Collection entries

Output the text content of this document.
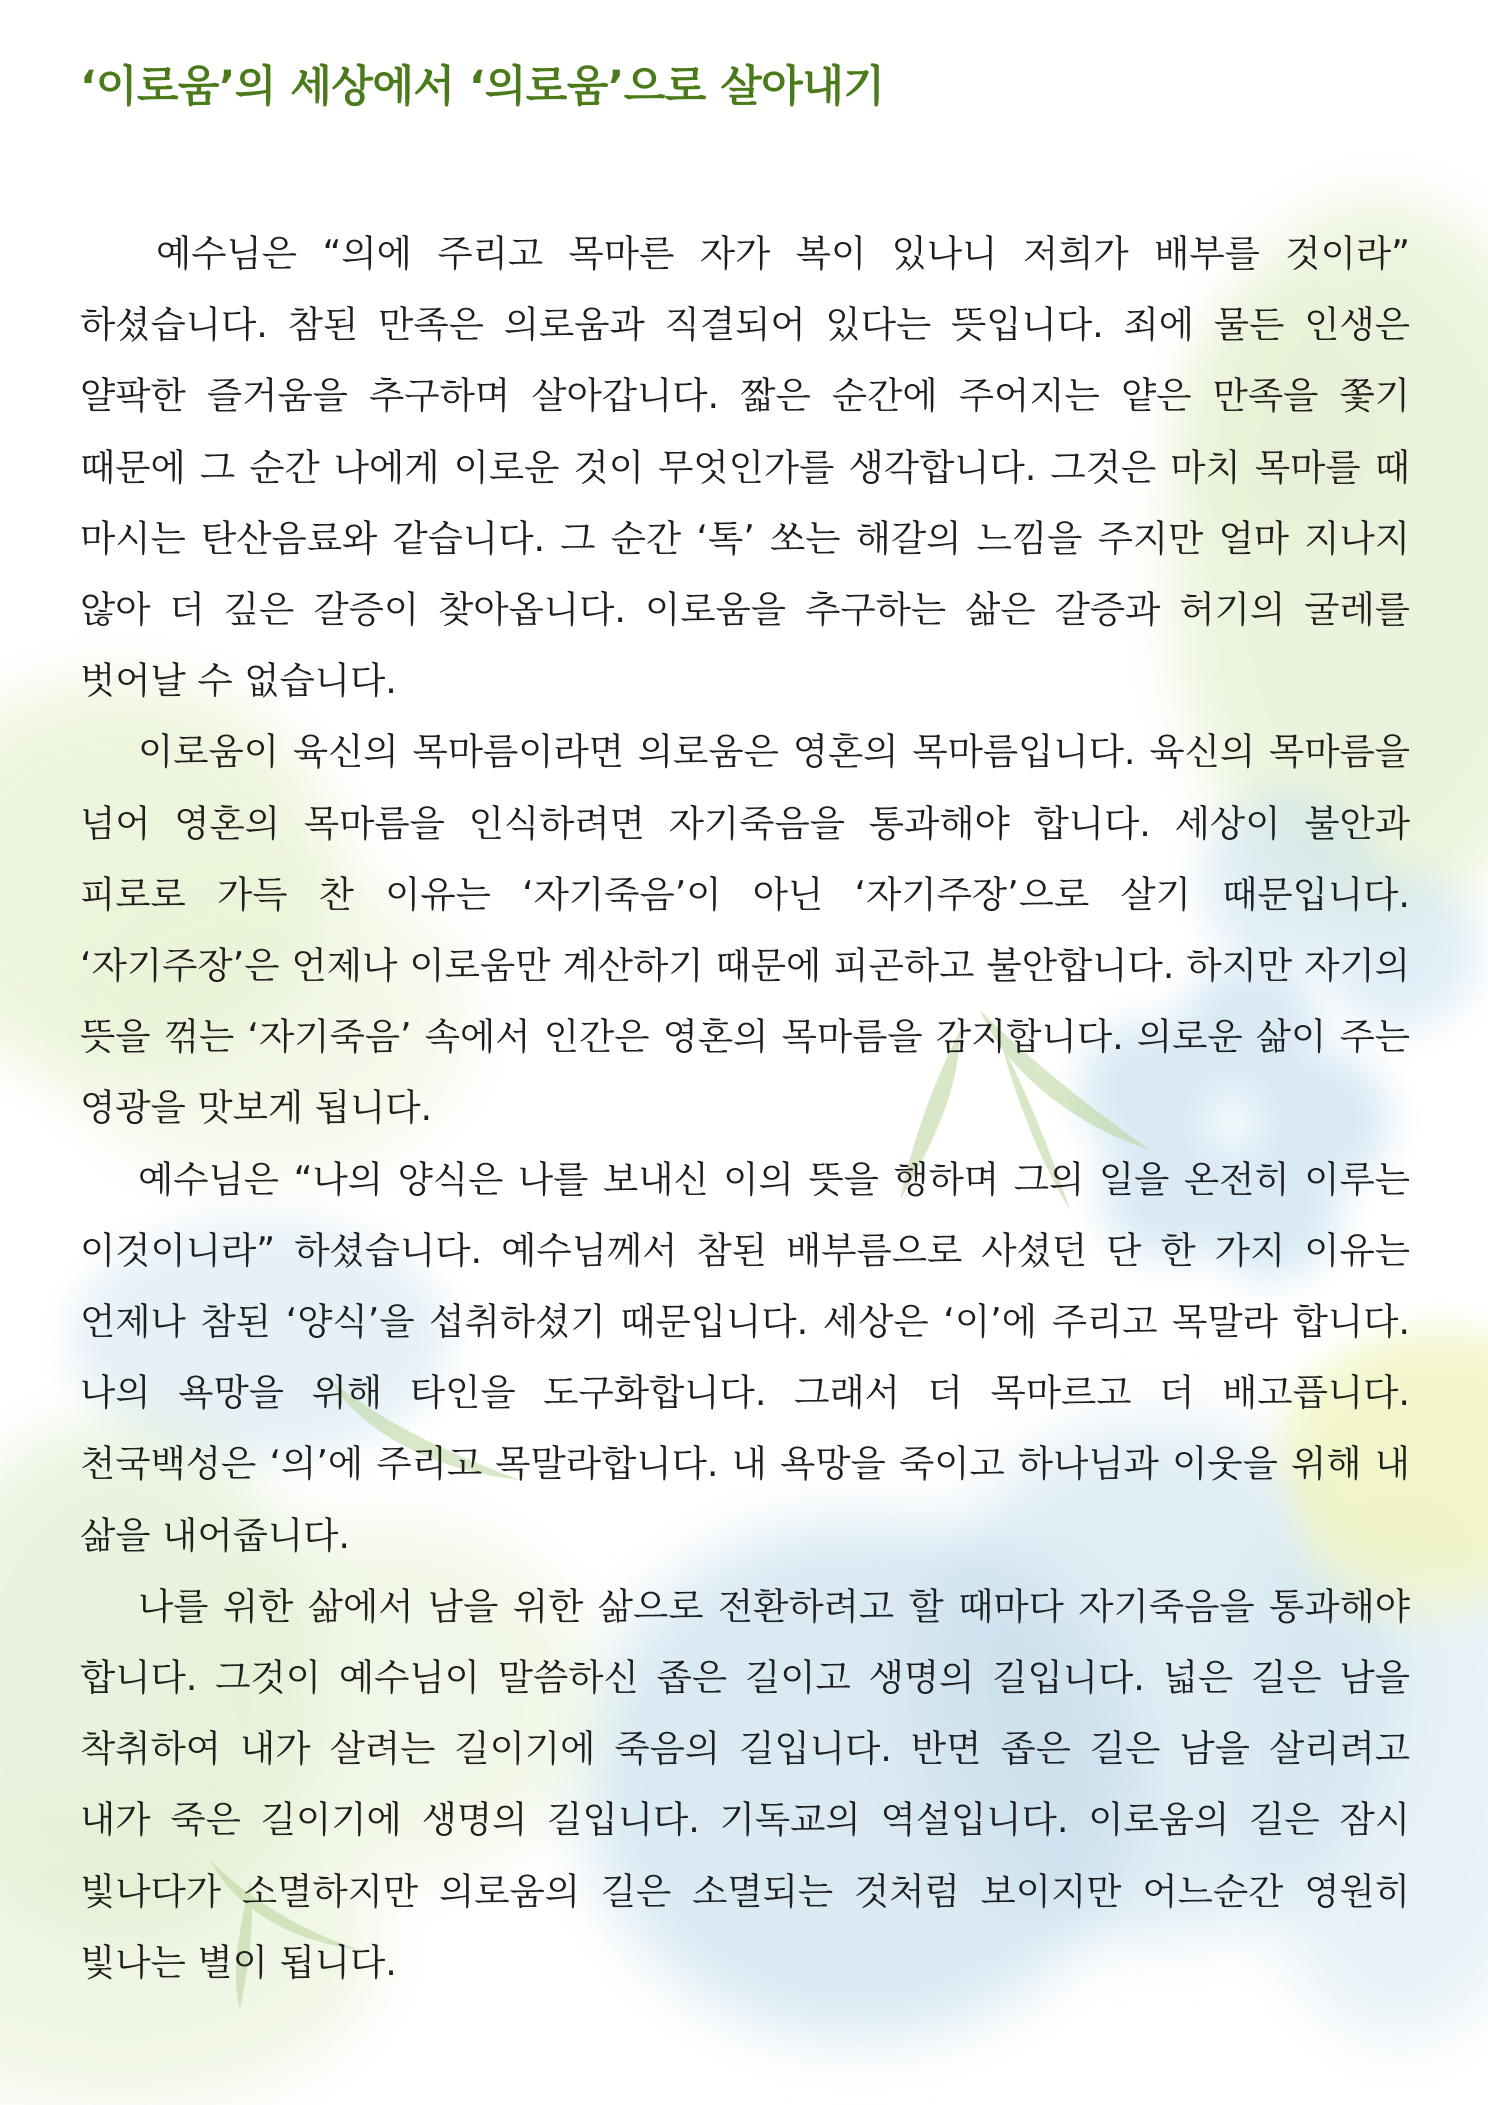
‘이로움’의 세상에서 ‘의로움’으로 살아내기

예수님은 “의에 주리고 목마른 자가 복이 있나니 저희가 배부를 것이라” 하셨습니다. 참된 만족은 의로움과 직결되어 있다는 뜻입니다. 죄에 물든 인생은 얄팍한 즐거움을 추구하며 살아갑니다. 짧은 순간에 주어지는 얕은 만족을 쫓기 때문에 그 순간 나에게 이로운 것이 무엇인가를 생각합니다. 그것은 마치 목마를 때 마시는 탄산음료와 같습니다. 그 순간 ‘톡’ 쏘는 해갈의 느낌을 주지만 얼마 지나지 않아 더 깊은 갈증이 찾아옵니다. 이로움을 추구하는 삶은 갈증과 허기의 굴레를 벗어날 수 없습니다.

이로움이 육신의 목마름이라면 의로움은 영혼의 목마름입니다. 육신의 목마름을 넘어 영혼의 목마름을 인식하려면 자기죽음을 통과해야 합니다. 세상이 불안과 피로로 가득 찬 이유는 ‘자기죽음’이 아닌 ‘자기주장’으로 살기 때문입니다. ‘자기주장’은 언제나 이로움만 계산하기 때문에 피곤하고 불안합니다. 하지만 자기의 뜻을 꺾는 ‘자기죽음’ 속에서 인간은 영혼의 목마름을 감지합니다. 의로운 삶이 주는 영광을 맛보게 됩니다.

예수님은 “나의 양식은 나를 보내신 이의 뜻을 행하며 그의 일을 온전히 이루는 이것이니라” 하셨습니다. 예수님께서 참된 배부름으로 사셨던 단 한 가지 이유는 언제나 참된 ‘양식’을 섭취하셨기 때문입니다. 세상은 ‘이’에 주리고 목말라 합니다. 나의 욕망을 위해 타인을 도구화합니다. 그래서 더 목마르고 더 배고픕니다. 천국백성은 ‘의’에 주리고 목말라합니다. 내 욕망을 죽이고 하나님과 이웃을 위해 내 삶을 내어줍니다.

나를 위한 삶에서 남을 위한 삶으로 전환하려고 할 때마다 자기죽음을 통과해야 합니다. 그것이 예수님이 말씀하신 좁은 길이고 생명의 길입니다. 넓은 길은 남을 착취하여 내가 살려는 길이기에 죽음의 길입니다. 반면 좁은 길은 남을 살리려고 내가 죽은 길이기에 생명의 길입니다. 기독교의 역설입니다. 이로움의 길은 잠시 빛나다가 소멸하지만 의로움의 길은 소멸되는 것처럼 보이지만 어느순간 영원히 빛나는 별이 됩니다.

Work required: Make an exact copy of every entry above, minus the images.

Output:
Output the text content of this document.
‘이로움’의 세상에서 ‘의로움’으로 살아내기

예수님은 “의에 주리고 목마른 자가 복이 있나니 저희가 배부를 것이라” 하셨습니다. 참된 만족은 의로움과 직결되어 있다는 뜻입니다. 죄에 물든 인생은 얄팍한 즐거움을 추구하며 살아갑니다. 짧은 순간에 주어지는 얕은 만족을 쫓기 때문에 그 순간 나에게 이로운 것이 무엇인가를 생각합니다. 그것은 마치 목마를 때 마시는 탄산음료와 같습니다. 그 순간 ‘톡’ 쏘는 해갈의 느낌을 주지만 얼마 지나지 않아 더 깊은 갈증이 찾아옵니다. 이로움을 추구하는 삶은 갈증과 허기의 굴레를 벗어날 수 없습니다.

이로움이 육신의 목마름이라면 의로움은 영혼의 목마름입니다. 육신의 목마름을 넘어 영혼의 목마름을 인식하려면 자기죽음을 통과해야 합니다. 세상이 불안과 피로로 가득 찬 이유는 ‘자기죽음’이 아닌 ‘자기주장’으로 살기 때문입니다. ‘자기주장’은 언제나 이로움만 계산하기 때문에 피곤하고 불안합니다. 하지만 자기의 뜻을 꺾는 ‘자기죽음’ 속에서 인간은 영혼의 목마름을 감지합니다. 의로운 삶이 주는 영광을 맛보게 됩니다.

예수님은 “나의 양식은 나를 보내신 이의 뜻을 행하며 그의 일을 온전히 이루는 이것이니라” 하셨습니다. 예수님께서 참된 배부름으로 사셨던 단 한 가지 이유는 언제나 참된 ‘양식’을 섭취하셨기 때문입니다. 세상은 ‘이’에 주리고 목말라 합니다. 나의 욕망을 위해 타인을 도구화합니다. 그래서 더 목마르고 더 배고픕니다. 천국백성은 ‘의’에 주리고 목말라합니다. 내 욕망을 죽이고 하나님과 이웃을 위해 내 삶을 내어줍니다.

나를 위한 삶에서 남을 위한 삶으로 전환하려고 할 때마다 자기죽음을 통과해야 합니다. 그것이 예수님이 말씀하신 좁은 길이고 생명의 길입니다. 넓은 길은 남을 착취하여 내가 살려는 길이기에 죽음의 길입니다. 반면 좁은 길은 남을 살리려고 내가 죽은 길이기에 생명의 길입니다. 기독교의 역설입니다. 이로움의 길은 잠시 빛나다가 소멸하지만 의로움의 길은 소멸되는 것처럼 보이지만 어느순간 영원히 빛나는 별이 됩니다.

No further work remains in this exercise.